>> start AVAILABLE DATA
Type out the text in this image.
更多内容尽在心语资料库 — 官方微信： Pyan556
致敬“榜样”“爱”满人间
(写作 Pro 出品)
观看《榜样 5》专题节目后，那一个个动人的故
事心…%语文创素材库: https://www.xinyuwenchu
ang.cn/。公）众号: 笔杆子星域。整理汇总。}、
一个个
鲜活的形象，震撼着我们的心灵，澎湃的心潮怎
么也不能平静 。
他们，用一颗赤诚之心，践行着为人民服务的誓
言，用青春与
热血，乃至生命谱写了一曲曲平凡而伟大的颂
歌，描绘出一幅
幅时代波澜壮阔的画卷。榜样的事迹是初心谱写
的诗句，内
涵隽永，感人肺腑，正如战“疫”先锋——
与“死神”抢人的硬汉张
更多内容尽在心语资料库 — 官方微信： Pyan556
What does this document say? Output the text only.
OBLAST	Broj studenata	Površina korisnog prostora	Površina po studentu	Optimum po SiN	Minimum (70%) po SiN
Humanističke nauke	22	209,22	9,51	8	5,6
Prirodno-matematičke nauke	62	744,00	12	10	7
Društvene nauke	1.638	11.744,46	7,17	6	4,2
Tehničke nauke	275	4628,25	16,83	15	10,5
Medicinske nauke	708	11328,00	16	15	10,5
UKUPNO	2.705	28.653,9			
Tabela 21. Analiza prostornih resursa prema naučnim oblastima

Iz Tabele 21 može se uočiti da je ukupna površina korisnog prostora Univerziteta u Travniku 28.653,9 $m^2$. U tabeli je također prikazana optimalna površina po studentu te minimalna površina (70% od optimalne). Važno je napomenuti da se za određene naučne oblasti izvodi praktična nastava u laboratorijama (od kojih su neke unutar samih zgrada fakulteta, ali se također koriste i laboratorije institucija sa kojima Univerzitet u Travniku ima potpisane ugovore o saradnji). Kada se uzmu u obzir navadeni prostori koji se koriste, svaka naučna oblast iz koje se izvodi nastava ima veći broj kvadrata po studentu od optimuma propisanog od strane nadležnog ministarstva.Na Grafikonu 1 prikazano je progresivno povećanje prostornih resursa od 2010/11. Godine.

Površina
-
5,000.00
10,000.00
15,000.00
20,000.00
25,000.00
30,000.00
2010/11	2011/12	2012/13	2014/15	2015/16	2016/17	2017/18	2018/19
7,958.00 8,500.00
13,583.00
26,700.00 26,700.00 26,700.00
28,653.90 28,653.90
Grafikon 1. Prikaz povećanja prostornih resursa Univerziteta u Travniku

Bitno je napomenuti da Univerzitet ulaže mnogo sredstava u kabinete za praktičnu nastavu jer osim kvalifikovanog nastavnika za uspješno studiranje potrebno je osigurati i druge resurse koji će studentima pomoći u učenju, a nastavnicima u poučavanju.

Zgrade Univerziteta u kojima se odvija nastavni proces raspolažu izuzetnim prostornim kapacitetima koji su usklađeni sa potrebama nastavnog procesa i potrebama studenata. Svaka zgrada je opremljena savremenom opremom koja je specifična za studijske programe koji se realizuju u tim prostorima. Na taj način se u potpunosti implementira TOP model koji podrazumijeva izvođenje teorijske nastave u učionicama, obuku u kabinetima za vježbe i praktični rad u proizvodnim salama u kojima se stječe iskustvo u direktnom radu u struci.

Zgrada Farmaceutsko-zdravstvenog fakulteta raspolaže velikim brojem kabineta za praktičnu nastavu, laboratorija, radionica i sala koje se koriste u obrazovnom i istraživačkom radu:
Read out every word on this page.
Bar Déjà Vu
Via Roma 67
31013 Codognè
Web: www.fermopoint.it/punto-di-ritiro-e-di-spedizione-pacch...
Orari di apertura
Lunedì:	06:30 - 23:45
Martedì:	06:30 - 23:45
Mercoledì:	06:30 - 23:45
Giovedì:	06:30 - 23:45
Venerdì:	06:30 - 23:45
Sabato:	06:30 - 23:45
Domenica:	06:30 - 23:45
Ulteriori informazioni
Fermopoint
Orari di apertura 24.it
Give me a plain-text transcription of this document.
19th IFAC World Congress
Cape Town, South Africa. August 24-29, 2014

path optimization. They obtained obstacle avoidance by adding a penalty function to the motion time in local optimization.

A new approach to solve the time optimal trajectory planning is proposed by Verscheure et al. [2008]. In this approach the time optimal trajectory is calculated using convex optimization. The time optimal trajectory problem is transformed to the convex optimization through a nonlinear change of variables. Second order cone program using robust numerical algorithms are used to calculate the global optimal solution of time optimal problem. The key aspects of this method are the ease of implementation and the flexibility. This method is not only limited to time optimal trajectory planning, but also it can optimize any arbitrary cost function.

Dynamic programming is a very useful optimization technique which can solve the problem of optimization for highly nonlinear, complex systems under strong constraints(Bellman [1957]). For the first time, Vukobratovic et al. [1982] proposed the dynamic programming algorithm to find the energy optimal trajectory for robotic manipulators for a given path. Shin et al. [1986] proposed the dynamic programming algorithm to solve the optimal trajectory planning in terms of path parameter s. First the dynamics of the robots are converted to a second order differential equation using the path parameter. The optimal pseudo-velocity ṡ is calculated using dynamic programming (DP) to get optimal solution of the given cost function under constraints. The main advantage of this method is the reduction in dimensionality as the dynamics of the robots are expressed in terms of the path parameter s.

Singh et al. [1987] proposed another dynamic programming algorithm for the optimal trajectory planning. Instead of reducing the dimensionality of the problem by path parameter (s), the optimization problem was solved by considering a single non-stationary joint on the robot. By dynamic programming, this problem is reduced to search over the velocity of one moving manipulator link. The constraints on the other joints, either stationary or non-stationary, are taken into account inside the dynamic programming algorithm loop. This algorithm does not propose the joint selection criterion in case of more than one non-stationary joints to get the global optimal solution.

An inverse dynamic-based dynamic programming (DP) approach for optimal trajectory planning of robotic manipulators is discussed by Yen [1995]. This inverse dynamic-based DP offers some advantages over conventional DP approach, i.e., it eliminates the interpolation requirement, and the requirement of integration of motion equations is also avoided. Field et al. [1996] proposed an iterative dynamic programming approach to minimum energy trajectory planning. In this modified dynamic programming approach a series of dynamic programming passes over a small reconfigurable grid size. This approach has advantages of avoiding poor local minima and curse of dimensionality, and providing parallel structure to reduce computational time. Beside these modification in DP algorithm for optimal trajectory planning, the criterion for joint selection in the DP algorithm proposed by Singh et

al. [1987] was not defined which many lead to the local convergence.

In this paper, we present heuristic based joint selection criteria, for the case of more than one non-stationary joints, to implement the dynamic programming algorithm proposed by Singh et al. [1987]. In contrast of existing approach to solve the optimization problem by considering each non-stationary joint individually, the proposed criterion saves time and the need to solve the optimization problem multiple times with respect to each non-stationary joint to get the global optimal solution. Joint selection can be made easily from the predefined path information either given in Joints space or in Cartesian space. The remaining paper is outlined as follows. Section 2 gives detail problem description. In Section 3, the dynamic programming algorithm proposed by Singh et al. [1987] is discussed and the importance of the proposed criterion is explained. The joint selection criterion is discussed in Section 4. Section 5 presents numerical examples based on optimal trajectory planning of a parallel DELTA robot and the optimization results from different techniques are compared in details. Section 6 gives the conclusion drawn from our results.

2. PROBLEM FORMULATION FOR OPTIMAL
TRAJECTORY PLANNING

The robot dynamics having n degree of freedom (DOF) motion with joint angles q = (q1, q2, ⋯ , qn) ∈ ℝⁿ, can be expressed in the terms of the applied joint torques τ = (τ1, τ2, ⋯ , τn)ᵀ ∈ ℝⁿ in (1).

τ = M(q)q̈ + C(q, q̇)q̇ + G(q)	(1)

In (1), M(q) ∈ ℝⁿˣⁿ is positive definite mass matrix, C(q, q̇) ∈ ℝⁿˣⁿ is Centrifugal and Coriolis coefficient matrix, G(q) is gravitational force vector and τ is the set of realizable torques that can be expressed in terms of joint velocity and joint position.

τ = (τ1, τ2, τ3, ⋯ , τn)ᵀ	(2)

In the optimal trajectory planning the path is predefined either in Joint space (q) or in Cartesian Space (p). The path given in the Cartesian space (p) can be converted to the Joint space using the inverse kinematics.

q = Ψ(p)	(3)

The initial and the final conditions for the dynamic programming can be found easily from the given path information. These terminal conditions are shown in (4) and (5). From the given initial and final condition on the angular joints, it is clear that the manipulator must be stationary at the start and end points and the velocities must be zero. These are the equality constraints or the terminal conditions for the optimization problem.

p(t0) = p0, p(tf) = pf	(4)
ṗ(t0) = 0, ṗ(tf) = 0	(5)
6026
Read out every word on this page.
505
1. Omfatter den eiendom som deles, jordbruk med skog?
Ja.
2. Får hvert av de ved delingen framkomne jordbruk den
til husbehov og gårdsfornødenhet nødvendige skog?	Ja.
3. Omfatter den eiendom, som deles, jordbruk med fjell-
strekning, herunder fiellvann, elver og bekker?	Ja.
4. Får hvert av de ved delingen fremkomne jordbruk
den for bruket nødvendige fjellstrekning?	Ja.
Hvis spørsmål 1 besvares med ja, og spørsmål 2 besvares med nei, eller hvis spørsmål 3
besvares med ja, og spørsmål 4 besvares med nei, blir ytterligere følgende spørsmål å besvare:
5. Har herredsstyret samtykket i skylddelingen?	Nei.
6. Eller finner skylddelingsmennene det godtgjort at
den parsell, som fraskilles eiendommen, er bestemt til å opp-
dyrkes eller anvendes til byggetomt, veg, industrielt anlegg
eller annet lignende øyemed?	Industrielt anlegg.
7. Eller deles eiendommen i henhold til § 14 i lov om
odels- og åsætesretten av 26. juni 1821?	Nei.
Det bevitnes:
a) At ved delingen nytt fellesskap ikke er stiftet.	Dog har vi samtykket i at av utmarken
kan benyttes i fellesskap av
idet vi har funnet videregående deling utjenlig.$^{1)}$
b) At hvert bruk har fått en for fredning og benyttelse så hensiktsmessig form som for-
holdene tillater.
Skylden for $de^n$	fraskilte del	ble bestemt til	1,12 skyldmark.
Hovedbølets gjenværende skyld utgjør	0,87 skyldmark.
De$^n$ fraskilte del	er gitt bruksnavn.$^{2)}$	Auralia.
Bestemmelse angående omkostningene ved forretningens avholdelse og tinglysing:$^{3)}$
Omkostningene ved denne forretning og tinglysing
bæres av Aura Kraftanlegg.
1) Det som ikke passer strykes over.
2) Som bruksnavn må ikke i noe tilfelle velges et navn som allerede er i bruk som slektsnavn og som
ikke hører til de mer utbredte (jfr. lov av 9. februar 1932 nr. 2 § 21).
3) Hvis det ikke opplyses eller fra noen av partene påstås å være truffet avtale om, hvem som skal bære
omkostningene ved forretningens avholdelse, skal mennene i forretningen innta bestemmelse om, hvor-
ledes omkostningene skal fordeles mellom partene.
>> end AVAILABLE DATA
● WRITTEN EXERCISE
Select every line where the word "jordbruk" occurs.

● WORKED ANSWER
1. Omfatter den eiendom som deles, jordbruk med skog?
2. Får hvert av de ved delingen framkomne jordbruk den
3. Omfatter den eiendom, som deles, jordbruk med fjell-
4. Får hvert av de ved delingen fremkomne jordbruk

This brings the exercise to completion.